- **Material provided**:

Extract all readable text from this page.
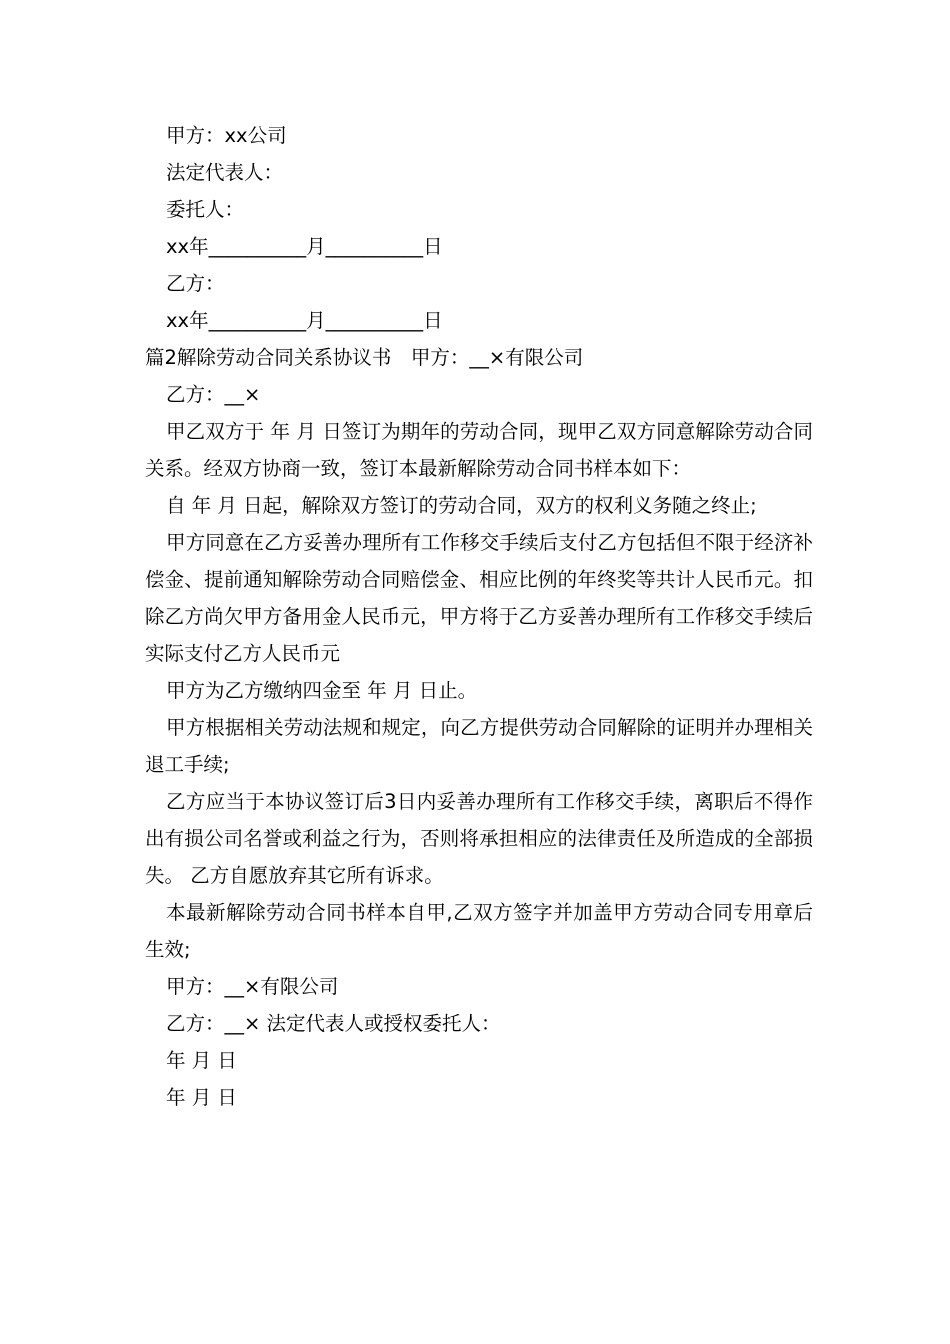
甲方：xx公司

法定代表人：

委托人：

xx年__________月__________日

乙方：

xx年__________月__________日

篇2解除劳动合同关系协议书　甲方：__×有限公司

乙方：__×

甲乙双方于 年 月 日签订为期年的劳动合同，现甲乙双方同意解除劳动合同关系。经双方协商一致，签订本最新解除劳动合同书样本如下：

自 年 月 日起，解除双方签订的劳动合同，双方的权利义务随之终止;

甲方同意在乙方妥善办理所有工作移交手续后支付乙方包括但不限于经济补偿金、提前通知解除劳动合同赔偿金、相应比例的年终奖等共计人民币元。扣除乙方尚欠甲方备用金人民币元，甲方将于乙方妥善办理所有工作移交手续后实际支付乙方人民币元

甲方为乙方缴纳四金至 年 月 日止。

甲方根据相关劳动法规和规定，向乙方提供劳动合同解除的证明并办理相关退工手续;

乙方应当于本协议签订后3日内妥善办理所有工作移交手续，离职后不得作出有损公司名誉或利益之行为，否则将承担相应的法律责任及所造成的全部损失。 乙方自愿放弃其它所有诉求。

本最新解除劳动合同书样本自甲,乙双方签字并加盖甲方劳动合同专用章后生效;

甲方：__×有限公司

乙方：__× 法定代表人或授权委托人：

年 月 日

年 月 日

- **What needs to be done**: Reproduce the records, all of them, word for word; omit the pictures.

- **Answer below**:
Extract all readable text from this page.
甲方：xx公司

法定代表人：

委托人：

xx年__________月__________日

乙方：

xx年__________月__________日

篇2解除劳动合同关系协议书　甲方：__×有限公司

乙方：__×

甲乙双方于 年 月 日签订为期年的劳动合同，现甲乙双方同意解除劳动合同关系。经双方协商一致，签订本最新解除劳动合同书样本如下：

自 年 月 日起，解除双方签订的劳动合同，双方的权利义务随之终止;

甲方同意在乙方妥善办理所有工作移交手续后支付乙方包括但不限于经济补偿金、提前通知解除劳动合同赔偿金、相应比例的年终奖等共计人民币元。扣除乙方尚欠甲方备用金人民币元，甲方将于乙方妥善办理所有工作移交手续后实际支付乙方人民币元

甲方为乙方缴纳四金至 年 月 日止。

甲方根据相关劳动法规和规定，向乙方提供劳动合同解除的证明并办理相关退工手续;

乙方应当于本协议签订后3日内妥善办理所有工作移交手续，离职后不得作出有损公司名誉或利益之行为，否则将承担相应的法律责任及所造成的全部损失。 乙方自愿放弃其它所有诉求。

本最新解除劳动合同书样本自甲,乙双方签字并加盖甲方劳动合同专用章后生效;

甲方：__×有限公司

乙方：__× 法定代表人或授权委托人：

年 月 日

年 月 日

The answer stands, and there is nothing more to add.